> LISTED RECORDS:
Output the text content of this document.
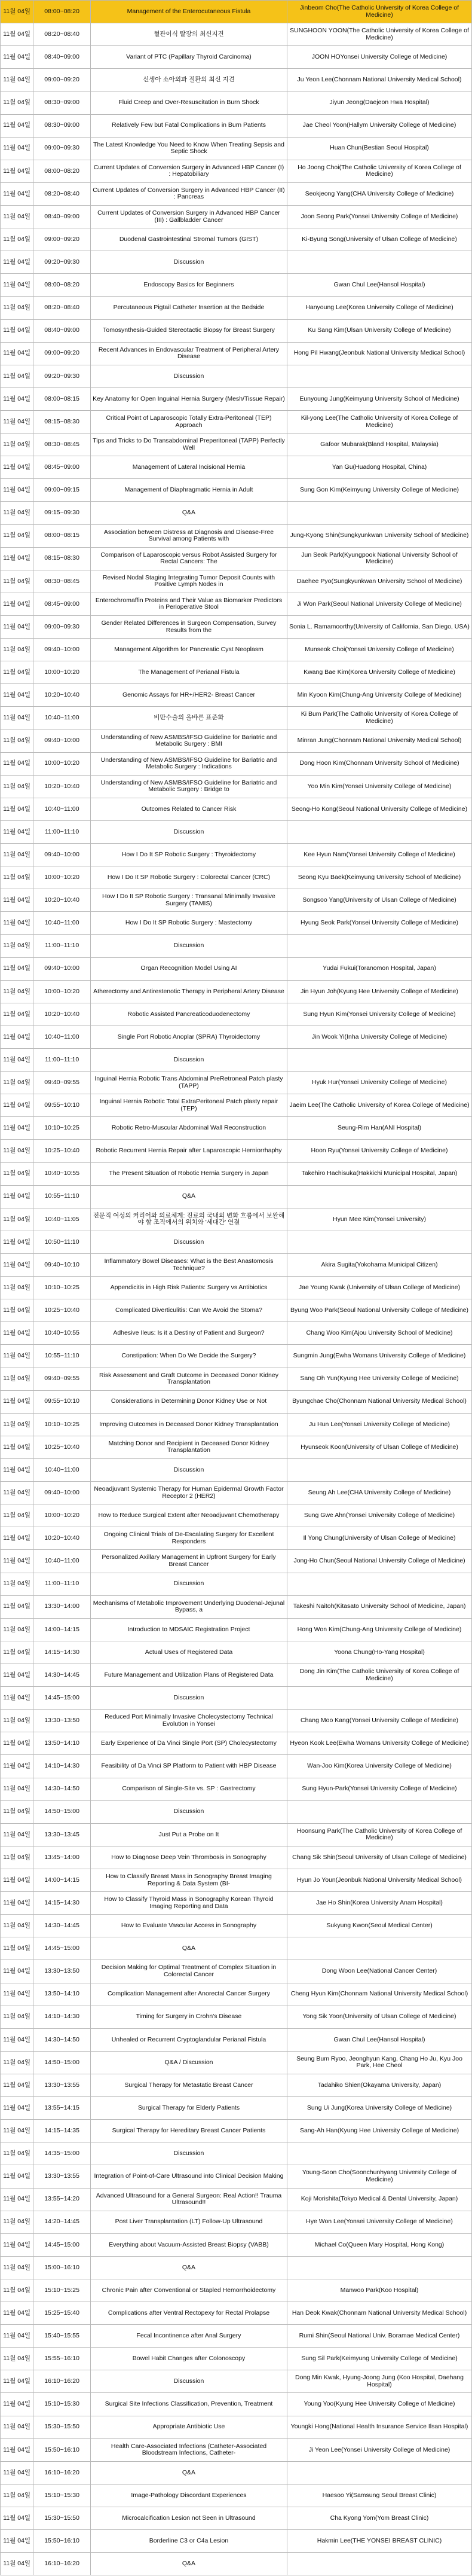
11월 04일	08:00~08:20	Management of the Enterocutaneous Fistula	Jinbeom Cho(The Catholic University of Korea College of Medicine)
11월 04일	08:20~08:40	혈관이식 탈장의 최신지견	SUNGHOON YOON(The Catholic University of Korea College of Medicine)
11월 04일	08:40~09:00	Variant of PTC (Papillary Thyroid Carcinoma)	JOON HOYonsei University College of Medicine)
11월 04일	09:00~09:20	신생아 소아외과 질환의 최신 지견	Ju Yeon Lee(Chonnam National University Medical School)
11월 04일	08:30~09:00	Fluid Creep and Over-Resuscitation in Burn Shock	Jiyun Jeong(Daejeon Hwa Hospital)
11월 04일	08:30~09:00	Relatively Few but Fatal Complications in Burn Patients	Jae Cheol Yoon(Hallym University College of Medicine)
11월 04일	09:00~09:30	The Latest Knowledge You Need to Know When Treating Sepsis and Septic Shock	Huan Chun(Bestian Seoul Hospital)
11월 04일	08:00~08:20	Current Updates of Conversion Surgery in Advanced HBP Cancer (I) : Hepatobiliary	Ho Joong Choi(The Catholic University of Korea College of Medicine)
11월 04일	08:20~08:40	Current Updates of Conversion Surgery in Advanced HBP Cancer (II) : Pancreas	Seokjeong Yang(CHA University College of Medicine)
11월 04일	08:40~09:00	Current Updates of Conversion Surgery in Advanced HBP Cancer (III) : Gallbladder Cancer	Joon Seong Park(Yonsei University College of Medicine)
11월 04일	09:00~09:20	Duodenal Gastrointestinal Stromal Tumors (GIST)	Ki-Byung Song(University of Ulsan College of Medicine)
11월 04일	09:20~09:30	Discussion	
11월 04일	08:00~08:20	Endoscopy Basics for Beginners	Gwan Chul Lee(Hansol Hospital)
11월 04일	08:20~08:40	Percutaneous Pigtail Catheter Insertion at the Bedside	Hanyoung Lee(Korea University College of Medicine)
11월 04일	08:40~09:00	Tomosynthesis-Guided Stereotactic Biopsy for Breast Surgery	Ku Sang Kim(Ulsan University College of Medicine)
11월 04일	09:00~09:20	Recent Advances in Endovascular Treatment of Peripheral Artery Disease	Hong Pil Hwang(Jeonbuk National University Medical School)
11월 04일	09:20~09:30	Discussion	
11월 04일	08:00~08:15	Key Anatomy for Open Inguinal Hernia Surgery (Mesh/Tissue Repair)	Eunyoung Jung(Keimyung University School of Medicine)
11월 04일	08:15~08:30	Critical Point of Laparoscopic Totally Extra-Peritoneal (TEP) Approach	Kil-yong Lee(The Catholic University of Korea College of Medicine)
11월 04일	08:30~08:45	Tips and Tricks to Do Transabdominal Preperitoneal (TAPP) Perfectly Well	Gafoor Mubarak(Bland Hospital, Malaysia)
11월 04일	08:45~09:00	Management of Lateral Incisional Hernia	Yan Gu(Huadong Hospital, China)
11월 04일	09:00~09:15	Management of Diaphragmatic Hernia in Adult	Sung Gon Kim(Keimyung University College of Medicine)
11월 04일	09:15~09:30	Q&A	
11월 04일	08:00~08:15	Association between Distress at Diagnosis and Disease-Free Survival among Patients with	Jung-Kyong Shin(Sungkyunkwan University School of Medicine)
11월 04일	08:15~08:30	Comparison of Laparoscopic versus Robot Assisted Surgery for Rectal Cancers: The	Jun Seok Park(Kyungpook National University School of Medicine)
11월 04일	08:30~08:45	Revised Nodal Staging Integrating Tumor Deposit Counts with Positive Lymph Nodes in	Daehee Pyo(Sungkyunkwan University School of Medicine)
11월 04일	08:45~09:00	Enterochromaffin Proteins and Their Value as Biomarker Predictors in Perioperative Stool	Ji Won Park(Seoul National University College of Medicine)
11월 04일	09:00~09:30	Gender Related Differences in Surgeon Compensation, Survey Results from the	Sonia L. Ramamoorthy(University of California, San Diego, USA)
11월 04일	09:40~10:00	Management Algorithm for Pancreatic Cyst Neoplasm	Munseok Choi(Yonsei University College of Medicine)
11월 04일	10:00~10:20	The Management of Perianal Fistula	Kwang Bae Kim(Korea University College of Medicine)
11월 04일	10:20~10:40	Genomic Assays for HR+/HER2- Breast Cancer	Min Kyoon Kim(Chung-Ang University College of Medicine)
11월 04일	10:40~11:00	비만수술의 올바른 표준화	Ki Bum Park(The Catholic University of Korea College of Medicine)
11월 04일	09:40~10:00	Understanding of New ASMBS/IFSO Guideline for Bariatric and Metabolic Surgery : BMI	Minran Jung(Chonnam National University Medical School)
11월 04일	10:00~10:20	Understanding of New ASMBS/IFSO Guideline for Bariatric and Metabolic Surgery : Indications	Dong Hoon Kim(Chonnam University School of Medicine)
11월 04일	10:20~10:40	Understanding of New ASMBS/IFSO Guideline for Bariatric and Metabolic Surgery : Bridge to	Yoo Min Kim(Yonsei University College of Medicine)
11월 04일	10:40~11:00	Outcomes Related to Cancer Risk	Seong-Ho Kong(Seoul National University College of Medicine)
11월 04일	11:00~11:10	Discussion	
11월 04일	09:40~10:00	How I Do It SP Robotic Surgery : Thyroidectomy	Kee Hyun Nam(Yonsei University College of Medicine)
11월 04일	10:00~10:20	How I Do It SP Robotic Surgery : Colorectal Cancer (CRC)	Seong Kyu Baek(Keimyung University School of Medicine)
11월 04일	10:20~10:40	How I Do It SP Robotic Surgery : Transanal Minimally Invasive Surgery (TAMIS)	Songsoo Yang(University of Ulsan College of Medicine)
11월 04일	10:40~11:00	How I Do It SP Robotic Surgery : Mastectomy	Hyung Seok Park(Yonsei University College of Medicine)
11월 04일	11:00~11:10	Discussion	
11월 04일	09:40~10:00	Organ Recognition Model Using AI	Yudai Fukui(Toranomon Hospital, Japan)
11월 04일	10:00~10:20	Atherectomy and Antirestenotic Therapy in Peripheral Artery Disease	Jin Hyun Joh(Kyung Hee University College of Medicine)
11월 04일	10:20~10:40	Robotic Assisted Pancreaticoduodenectomy	Sung Hyun Kim(Yonsei University College of Medicine)
11월 04일	10:40~11:00	Single Port Robotic Anoplar (SPRA) Thyroidectomy	Jin Wook Yi(Inha University College of Medicine)
11월 04일	11:00~11:10	Discussion	
11월 04일	09:40~09:55	Inguinal Hernia Robotic Trans Abdominal PreRetroneal Patch plasty (TAPP)	Hyuk Hur(Yonsei University College of Medicine)
11월 04일	09:55~10:10	Inguinal Hernia Robotic Total ExtraPeritoneal Patch plasty repair (TEP)	Jaeim Lee(The Catholic University of Korea College of Medicine)
11월 04일	10:10~10:25	Robotic Retro-Muscular Abdominal Wall Reconstruction	Seung-Rim Han(ANI Hospital)
11월 04일	10:25~10:40	Robotic Recurrent Hernia Repair after Laparoscopic Herniorrhaphy	Hoon Ryu(Yonsei University College of Medicine)
11월 04일	10:40~10:55	The Present Situation of Robotic Hernia Surgery in Japan	Takehiro Hachisuka(Hakkichi Municipal Hospital, Japan)
11월 04일	10:55~11:10	Q&A	
11월 04일	10:40~11:05	전문직 여성의 커리어와 의료체계: 진료의 국내외 변화 흐름에서 보완해야 할 조직에서의 위치와 '세대간' 연결	Hyun Mee Kim(Yonsei University)
11월 04일	10:50~11:10	Discussion	
11월 04일	09:40~10:10	Inflammatory Bowel Diseases: What is the Best Anastomosis Technique?	Akira Sugita(Yokohama Municipal Citizen)
11월 04일	10:10~10:25	Appendicitis in High Risk Patients: Surgery vs Antibiotics	Jae Young Kwak (University of Ulsan College of Medicine)
11월 04일	10:25~10:40	Complicated Diverticulitis: Can We Avoid the Stoma?	Byung Woo Park(Seoul National University College of Medicine)
11월 04일	10:40~10:55	Adhesive Ileus: Is it a Destiny of Patient and Surgeon?	Chang Woo Kim(Ajou University School of Medicine)
11월 04일	10:55~11:10	Constipation: When Do We Decide the Surgery?	Sungmin Jung(Ewha Womans University College of Medicine)
11월 04일	09:40~09:55	Risk Assessment and Graft Outcome in Deceased Donor Kidney Transplantation	Sang Oh Yun(Kyung Hee University College of Medicine)
11월 04일	09:55~10:10	Considerations in Determining Donor Kidney Use or Not	Byungchae Cho(Chonnam National University Medical School)
11월 04일	10:10~10:25	Improving Outcomes in Deceased Donor Kidney Transplantation	Ju Hun Lee(Yonsei University College of Medicine)
11월 04일	10:25~10:40	Matching Donor and Recipient in Deceased Donor Kidney Transplantation	Hyunseok Koon(University of Ulsan College of Medicine)
11월 04일	10:40~11:00	Discussion	
11월 04일	09:40~10:00	Neoadjuvant Systemic Therapy for Human Epidermal Growth Factor Receptor 2 (HER2)	Seung Ah Lee(CHA University College of Medicine)
11월 04일	10:00~10:20	How to Reduce Surgical Extent after Neoadjuvant Chemotherapy	Sung Gwe Ahn(Yonsei University College of Medicine)
11월 04일	10:20~10:40	Ongoing Clinical Trials of De-Escalating Surgery for Excellent Responders	Il Yong Chung(University of Ulsan College of Medicine)
11월 04일	10:40~11:00	Personalized Axillary Management in Upfront Surgery for Early Breast Cancer	Jong-Ho Chun(Seoul National University College of Medicine)
11월 04일	11:00~11:10	Discussion	
11월 04일	13:30~14:00	Mechanisms of Metabolic Improvement Underlying Duodenal-Jejunal Bypass, a	Takeshi Naitoh(Kitasato University School of Medicine, Japan)
11월 04일	14:00~14:15	Introduction to MDSAIC Registration Project	Hong Won Kim(Chung-Ang University College of Medicine)
11월 04일	14:15~14:30	Actual Uses of Registered Data	Yoona Chung(Ho-Yang Hospital)
11월 04일	14:30~14:45	Future Management and Utilization Plans of Registered Data	Dong Jin Kim(The Catholic University of Korea College of Medicine)
11월 04일	14:45~15:00	Discussion	
11월 04일	13:30~13:50	Reduced Port Minimally Invasive Cholecystectomy Technical Evolution in Yonsei	Chang Moo Kang(Yonsei University College of Medicine)
11월 04일	13:50~14:10	Early Experience of Da Vinci Single Port (SP) Cholecystectomy	Hyeon Kook Lee(Ewha Womans University College of Medicine)
11월 04일	14:10~14:30	Feasibility of Da Vinci SP Platform to Patient with HBP Disease	Wan-Joo Kim(Korea University College of Medicine)
11월 04일	14:30~14:50	Comparison of Single-Site vs. SP : Gastrectomy	Sung Hyun-Park(Yonsei University College of Medicine)
11월 04일	14:50~15:00	Discussion	
11월 04일	13:30~13:45	Just Put a Probe on It	Hoonsung Park(The Catholic University of Korea College of Medicine)
11월 04일	13:45~14:00	How to Diagnose Deep Vein Thrombosis in Sonography	Chang Sik Shin(Seoul University of Ulsan College of Medicine)
11월 04일	14:00~14:15	How to Classify Breast Mass in Sonography Breast Imaging Reporting & Data System (BI-	Hyun Jo Youn(Jeonbuk National University Medical School)
11월 04일	14:15~14:30	How to Classify Thyroid Mass in Sonography Korean Thyroid Imaging Reporting and Data	Jae Ho Shin(Korea University Anam Hospital)
11월 04일	14:30~14:45	How to Evaluate Vascular Access in Sonography	Sukyung Kwon(Seoul Medical Center)
11월 04일	14:45~15:00	Q&A	
11월 04일	13:30~13:50	Decision Making for Optimal Treatment of Complex Situation in Colorectal Cancer	Dong Woon Lee(National Cancer Center)
11월 04일	13:50~14:10	Complication Management after Anorectal Cancer Surgery	Cheng Hyun Kim(Chonnam National University Medical School)
11월 04일	14:10~14:30	Timing for Surgery in Crohn's Disease	Yong Sik Yoon(University of Ulsan College of Medicine)
11월 04일	14:30~14:50	Unhealed or Recurrent Cryptoglandular Perianal Fistula	Gwan Chul Lee(Hansol Hospital)
11월 04일	14:50~15:00	Q&A / Discussion	Seung Bum Ryoo, Jeonghyun Kang, Chang Ho Ju, Kyu Joo Park, Hee Cheol
11월 04일	13:30~13:55	Surgical Therapy for Metastatic Breast Cancer	Tadahiko Shien(Okayama University, Japan)
11월 04일	13:55~14:15	Surgical Therapy for Elderly Patients	Sung Ui Jung(Korea University College of Medicine)
11월 04일	14:15~14:35	Surgical Therapy for Hereditary Breast Cancer Patients	Sang-Ah Han(Kyung Hee University College of Medicine)
11월 04일	14:35~15:00	Discussion	
11월 04일	13:30~13:55	Integration of Point-of-Care Ultrasound into Clinical Decision Making	Young-Soon Cho(Soonchunhyang University College of Medicine)
11월 04일	13:55~14:20	Advanced Ultrasound for a General Surgeon: Real Action!! Trauma Ultrasound!!	Koji Morishita(Tokyo Medical & Dental University, Japan)
11월 04일	14:20~14:45	Post Liver Transplantation (LT) Follow-Up Ultrasound	Hye Won Lee(Yonsei University College of Medicine)
11월 04일	14:45~15:00	Everything about Vacuum-Assisted Breast Biopsy (VABB)	Michael Co(Queen Mary Hospital, Hong Kong)
11월 04일	15:00~16:10	Q&A	
11월 04일	15:10~15:25	Chronic Pain after Conventional or Stapled Hemorrhoidectomy	Manwoo Park(Koo Hospital)
11월 04일	15:25~15:40	Complications after Ventral Rectopexy for Rectal Prolapse	Han Deok Kwak(Chonnam National University Medical School)
11월 04일	15:40~15:55	Fecal Incontinence after Anal Surgery	Rumi Shin(Seoul National Univ. Boramae Medical Center)
11월 04일	15:55~16:10	Bowel Habit Changes after Colonoscopy	Sung Sil Park(Keimyung University College of Medicine)
11월 04일	16:10~16:20	Discussion	Dong Min Kwak, Hyung-Joong Jung (Koo Hospital, Daehang Hospital)
11월 04일	15:10~15:30	Surgical Site Infections Classification, Prevention, Treatment	Young Yoo(Kyung Hee University College of Medicine)
11월 04일	15:30~15:50	Appropriate Antibiotic Use	Youngki Hong(National Health Insurance Service Ilsan Hospital)
11월 04일	15:50~16:10	Health Care-Associated Infections (Catheter-Associated Bloodstream Infections, Catheter-	Ji Yeon Lee(Yonsei University College of Medicine)
11월 04일	16:10~16:20	Q&A	
11월 04일	15:10~15:30	Image-Pathology Discordant Experiences	Haesoo Yi(Samsung Seoul Breast Clinic)
11월 04일	15:30~15:50	Microcalcification Lesion not Seen in Ultrasound	Cha Kyong Yom(Yom Breast Clinic)
11월 04일	15:50~16:10	Borderline C3 or C4a Lesion	Hakmin Lee(THE YONSEI BREAST CLINIC)
11월 04일	16:10~16:20	Q&A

> EXERCISE GOAL:
Show each line in the entries that holds the string "Chonnam".

> ANSWER TO THE EXERCISE:
11월 04일	09:00~09:20	신생아 소아외과 질환의 최신 지견	Ju Yeon Lee(Chonnam National University Medical School)
11월 04일	09:40~10:00	Understanding of New ASMBS/IFSO Guideline for Bariatric and Metabolic Surgery : BMI	Minran Jung(Chonnam National University Medical School)
11월 04일	10:00~10:20	Understanding of New ASMBS/IFSO Guideline for Bariatric and Metabolic Surgery : Indications	Dong Hoon Kim(Chonnam University School of Medicine)
11월 04일	09:55~10:10	Considerations in Determining Donor Kidney Use or Not	Byungchae Cho(Chonnam National University Medical School)
11월 04일	13:50~14:10	Complication Management after Anorectal Cancer Surgery	Cheng Hyun Kim(Chonnam National University Medical School)
11월 04일	15:25~15:40	Complications after Ventral Rectopexy for Rectal Prolapse	Han Deok Kwak(Chonnam National University Medical School)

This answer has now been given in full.